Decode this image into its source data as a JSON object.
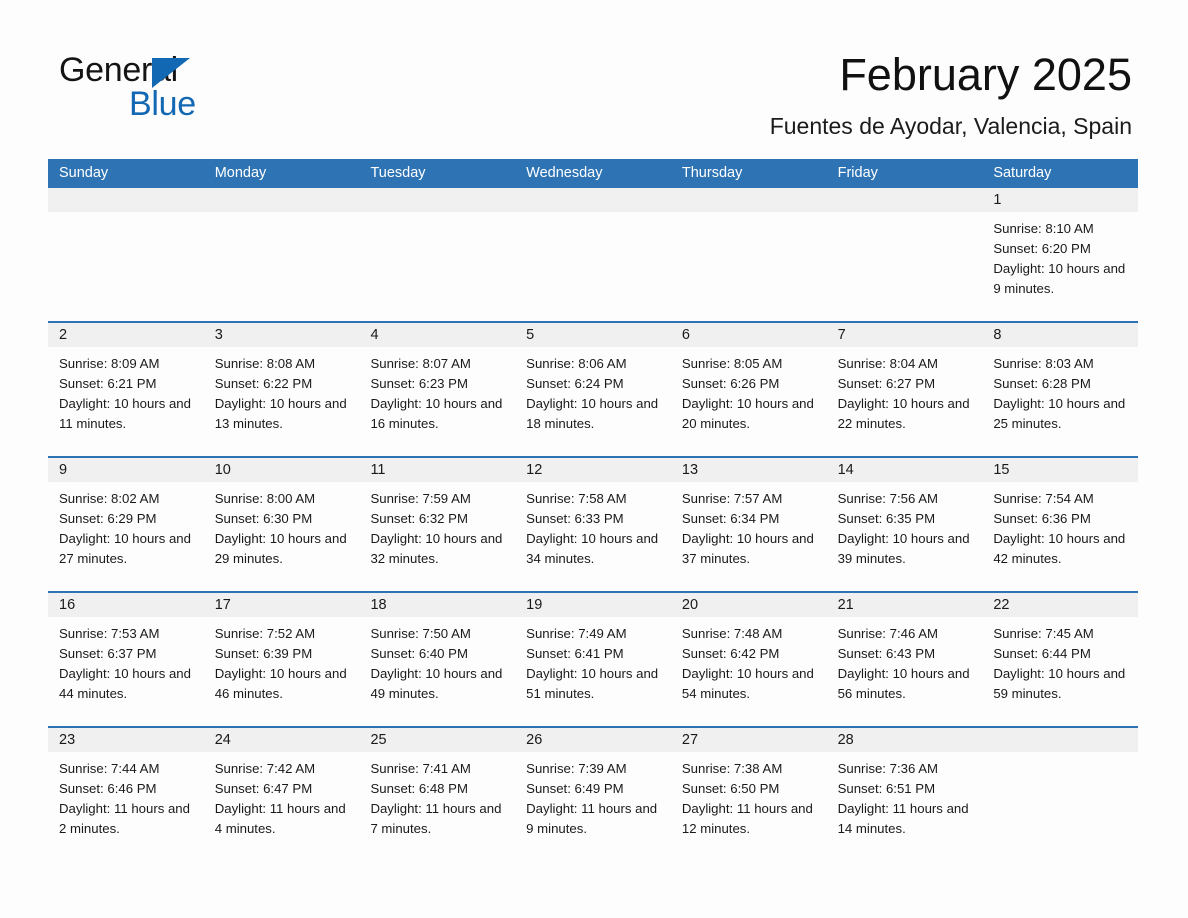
{
  "brand": {
    "name_part1": "General",
    "name_part2": "Blue",
    "triangle_color": "#1268b3"
  },
  "header": {
    "title": "February 2025",
    "subtitle": "Fuentes de Ayodar, Valencia, Spain"
  },
  "theme": {
    "header_blue": "#2e74b5",
    "day_band_gray": "#f0f0f0",
    "page_background": "#fdfdfd",
    "text_color": "#1a1a1a"
  },
  "weekdays": [
    "Sunday",
    "Monday",
    "Tuesday",
    "Wednesday",
    "Thursday",
    "Friday",
    "Saturday"
  ],
  "weeks": [
    {
      "days": [
        {
          "date": "",
          "sunrise": "",
          "sunset": "",
          "daylight": "",
          "empty": true
        },
        {
          "date": "",
          "sunrise": "",
          "sunset": "",
          "daylight": "",
          "empty": true
        },
        {
          "date": "",
          "sunrise": "",
          "sunset": "",
          "daylight": "",
          "empty": true
        },
        {
          "date": "",
          "sunrise": "",
          "sunset": "",
          "daylight": "",
          "empty": true
        },
        {
          "date": "",
          "sunrise": "",
          "sunset": "",
          "daylight": "",
          "empty": true
        },
        {
          "date": "",
          "sunrise": "",
          "sunset": "",
          "daylight": "",
          "empty": true
        },
        {
          "date": "1",
          "sunrise": "Sunrise: 8:10 AM",
          "sunset": "Sunset: 6:20 PM",
          "daylight": "Daylight: 10 hours and 9 minutes.",
          "empty": false
        }
      ]
    },
    {
      "days": [
        {
          "date": "2",
          "sunrise": "Sunrise: 8:09 AM",
          "sunset": "Sunset: 6:21 PM",
          "daylight": "Daylight: 10 hours and 11 minutes.",
          "empty": false
        },
        {
          "date": "3",
          "sunrise": "Sunrise: 8:08 AM",
          "sunset": "Sunset: 6:22 PM",
          "daylight": "Daylight: 10 hours and 13 minutes.",
          "empty": false
        },
        {
          "date": "4",
          "sunrise": "Sunrise: 8:07 AM",
          "sunset": "Sunset: 6:23 PM",
          "daylight": "Daylight: 10 hours and 16 minutes.",
          "empty": false
        },
        {
          "date": "5",
          "sunrise": "Sunrise: 8:06 AM",
          "sunset": "Sunset: 6:24 PM",
          "daylight": "Daylight: 10 hours and 18 minutes.",
          "empty": false
        },
        {
          "date": "6",
          "sunrise": "Sunrise: 8:05 AM",
          "sunset": "Sunset: 6:26 PM",
          "daylight": "Daylight: 10 hours and 20 minutes.",
          "empty": false
        },
        {
          "date": "7",
          "sunrise": "Sunrise: 8:04 AM",
          "sunset": "Sunset: 6:27 PM",
          "daylight": "Daylight: 10 hours and 22 minutes.",
          "empty": false
        },
        {
          "date": "8",
          "sunrise": "Sunrise: 8:03 AM",
          "sunset": "Sunset: 6:28 PM",
          "daylight": "Daylight: 10 hours and 25 minutes.",
          "empty": false
        }
      ]
    },
    {
      "days": [
        {
          "date": "9",
          "sunrise": "Sunrise: 8:02 AM",
          "sunset": "Sunset: 6:29 PM",
          "daylight": "Daylight: 10 hours and 27 minutes.",
          "empty": false
        },
        {
          "date": "10",
          "sunrise": "Sunrise: 8:00 AM",
          "sunset": "Sunset: 6:30 PM",
          "daylight": "Daylight: 10 hours and 29 minutes.",
          "empty": false
        },
        {
          "date": "11",
          "sunrise": "Sunrise: 7:59 AM",
          "sunset": "Sunset: 6:32 PM",
          "daylight": "Daylight: 10 hours and 32 minutes.",
          "empty": false
        },
        {
          "date": "12",
          "sunrise": "Sunrise: 7:58 AM",
          "sunset": "Sunset: 6:33 PM",
          "daylight": "Daylight: 10 hours and 34 minutes.",
          "empty": false
        },
        {
          "date": "13",
          "sunrise": "Sunrise: 7:57 AM",
          "sunset": "Sunset: 6:34 PM",
          "daylight": "Daylight: 10 hours and 37 minutes.",
          "empty": false
        },
        {
          "date": "14",
          "sunrise": "Sunrise: 7:56 AM",
          "sunset": "Sunset: 6:35 PM",
          "daylight": "Daylight: 10 hours and 39 minutes.",
          "empty": false
        },
        {
          "date": "15",
          "sunrise": "Sunrise: 7:54 AM",
          "sunset": "Sunset: 6:36 PM",
          "daylight": "Daylight: 10 hours and 42 minutes.",
          "empty": false
        }
      ]
    },
    {
      "days": [
        {
          "date": "16",
          "sunrise": "Sunrise: 7:53 AM",
          "sunset": "Sunset: 6:37 PM",
          "daylight": "Daylight: 10 hours and 44 minutes.",
          "empty": false
        },
        {
          "date": "17",
          "sunrise": "Sunrise: 7:52 AM",
          "sunset": "Sunset: 6:39 PM",
          "daylight": "Daylight: 10 hours and 46 minutes.",
          "empty": false
        },
        {
          "date": "18",
          "sunrise": "Sunrise: 7:50 AM",
          "sunset": "Sunset: 6:40 PM",
          "daylight": "Daylight: 10 hours and 49 minutes.",
          "empty": false
        },
        {
          "date": "19",
          "sunrise": "Sunrise: 7:49 AM",
          "sunset": "Sunset: 6:41 PM",
          "daylight": "Daylight: 10 hours and 51 minutes.",
          "empty": false
        },
        {
          "date": "20",
          "sunrise": "Sunrise: 7:48 AM",
          "sunset": "Sunset: 6:42 PM",
          "daylight": "Daylight: 10 hours and 54 minutes.",
          "empty": false
        },
        {
          "date": "21",
          "sunrise": "Sunrise: 7:46 AM",
          "sunset": "Sunset: 6:43 PM",
          "daylight": "Daylight: 10 hours and 56 minutes.",
          "empty": false
        },
        {
          "date": "22",
          "sunrise": "Sunrise: 7:45 AM",
          "sunset": "Sunset: 6:44 PM",
          "daylight": "Daylight: 10 hours and 59 minutes.",
          "empty": false
        }
      ]
    },
    {
      "days": [
        {
          "date": "23",
          "sunrise": "Sunrise: 7:44 AM",
          "sunset": "Sunset: 6:46 PM",
          "daylight": "Daylight: 11 hours and 2 minutes.",
          "empty": false
        },
        {
          "date": "24",
          "sunrise": "Sunrise: 7:42 AM",
          "sunset": "Sunset: 6:47 PM",
          "daylight": "Daylight: 11 hours and 4 minutes.",
          "empty": false
        },
        {
          "date": "25",
          "sunrise": "Sunrise: 7:41 AM",
          "sunset": "Sunset: 6:48 PM",
          "daylight": "Daylight: 11 hours and 7 minutes.",
          "empty": false
        },
        {
          "date": "26",
          "sunrise": "Sunrise: 7:39 AM",
          "sunset": "Sunset: 6:49 PM",
          "daylight": "Daylight: 11 hours and 9 minutes.",
          "empty": false
        },
        {
          "date": "27",
          "sunrise": "Sunrise: 7:38 AM",
          "sunset": "Sunset: 6:50 PM",
          "daylight": "Daylight: 11 hours and 12 minutes.",
          "empty": false
        },
        {
          "date": "28",
          "sunrise": "Sunrise: 7:36 AM",
          "sunset": "Sunset: 6:51 PM",
          "daylight": "Daylight: 11 hours and 14 minutes.",
          "empty": false
        },
        {
          "date": "",
          "sunrise": "",
          "sunset": "",
          "daylight": "",
          "empty": true
        }
      ]
    }
  ]
}
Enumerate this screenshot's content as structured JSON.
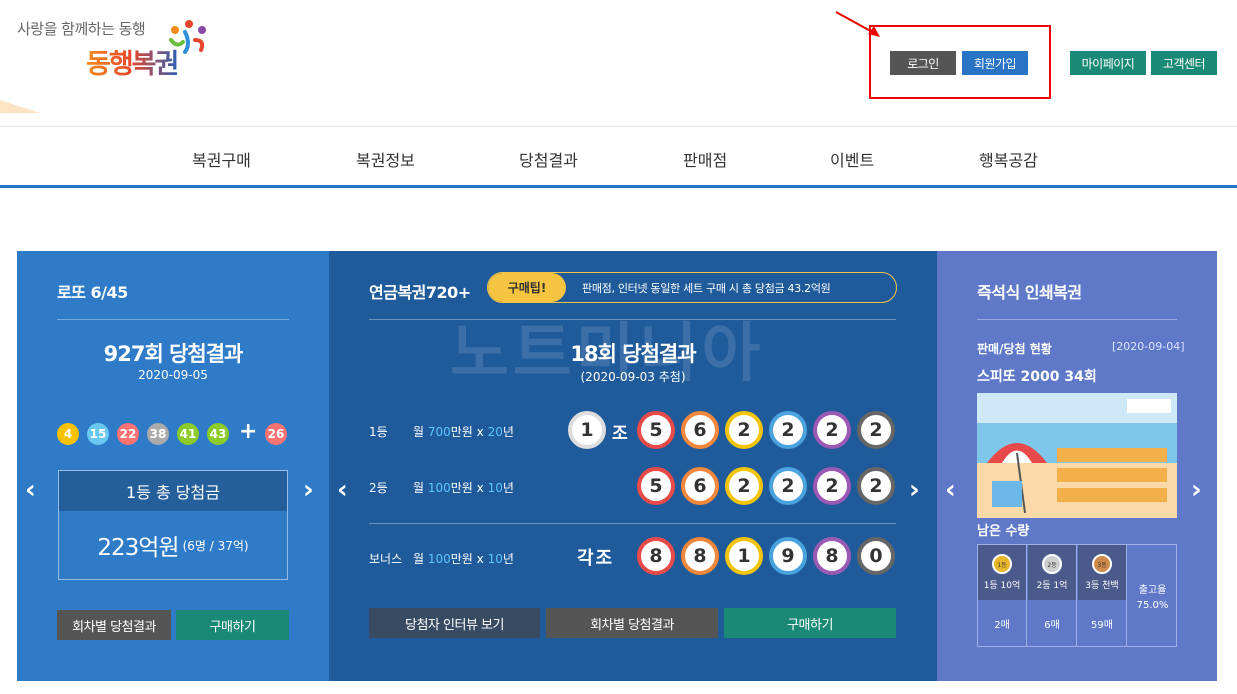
{
  "header": {
    "slogan": "사랑을 함께하는 동행",
    "logo": "동행복권",
    "login": "로그인",
    "join": "회원가입",
    "mypage": "마이페이지",
    "support": "고객센터"
  },
  "nav": [
    "복권구매",
    "복권정보",
    "당첨결과",
    "판매점",
    "이벤트",
    "행복공감"
  ],
  "lotto": {
    "title": "로또 6/45",
    "round_title": "927회 당첨결과",
    "date": "2020-09-05",
    "balls": [
      {
        "num": "4",
        "color": "#f9c300"
      },
      {
        "num": "15",
        "color": "#69c8f2"
      },
      {
        "num": "22",
        "color": "#ff7272"
      },
      {
        "num": "38",
        "color": "#aaaaaa"
      },
      {
        "num": "41",
        "color": "#8ccb2a"
      },
      {
        "num": "43",
        "color": "#8ccb2a"
      }
    ],
    "plus": "+",
    "bonus": {
      "num": "26",
      "color": "#ff7272"
    },
    "prize_label": "1등 총 당첨금",
    "prize_amount": "223억원",
    "prize_detail": "(6명 / 37억)",
    "btn_results": "회차별 당첨결과",
    "btn_buy": "구매하기"
  },
  "pension": {
    "title": "연금복권720+",
    "tip_label": "구매팁!",
    "tip_text": "판매점, 인터넷 동일한 세트 구매 시 총 당첨금 43.2억원",
    "round_title": "18회 당첨결과",
    "date": "(2020-09-03 추첨)",
    "watermark": "노트미니아",
    "rank1": {
      "label": "1등",
      "pre": "월 ",
      "amount": "700",
      "unit": "만원 x ",
      "years": "20",
      "suffix": "년"
    },
    "rank2": {
      "label": "2등",
      "pre": "월 ",
      "amount": "100",
      "unit": "만원 x ",
      "years": "10",
      "suffix": "년"
    },
    "bonus": {
      "label": "보너스",
      "pre": "월 ",
      "amount": "100",
      "unit": "만원 x ",
      "years": "10",
      "suffix": "년"
    },
    "jo_num": "1",
    "jo": "조",
    "each_jo": "각조",
    "row1": [
      "5",
      "6",
      "2",
      "2",
      "2",
      "2"
    ],
    "row2": [
      "5",
      "6",
      "2",
      "2",
      "2",
      "2"
    ],
    "row3": [
      "8",
      "8",
      "1",
      "9",
      "8",
      "0"
    ],
    "ring_colors": [
      "#e84a4a",
      "#f0873a",
      "#f1c40f",
      "#4aa3df",
      "#9b59b6",
      "#666666"
    ],
    "btn_interview": "당첨자 인터뷰 보기",
    "btn_results": "회차별 당첨결과",
    "btn_buy": "구매하기"
  },
  "instant": {
    "title": "즉석식 인쇄복권",
    "status_label": "판매/당첨 현황",
    "status_date": "[2020-09-04]",
    "game": "스피또 2000 34회",
    "remaining": "남은 수량",
    "tiers": [
      {
        "medal": "1등",
        "label": "1등 10억",
        "count": "2매"
      },
      {
        "medal": "2등",
        "label": "2등 1억",
        "count": "6매"
      },
      {
        "medal": "3등",
        "label": "3등 천백",
        "count": "59매"
      }
    ],
    "rate_label": "출고율",
    "rate": "75.0%"
  }
}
□ □ □ □ □
• _GOAL_
Gather each line of the records holding the string "당첨결과".

• _RESULT OF THE TASK_
    "당첨결과",
    "round_title": "927회 당첨결과",
    "btn_results": "회차별 당첨결과",
    "round_title": "18회 당첨결과",
    "btn_results": "회차별 당첨결과",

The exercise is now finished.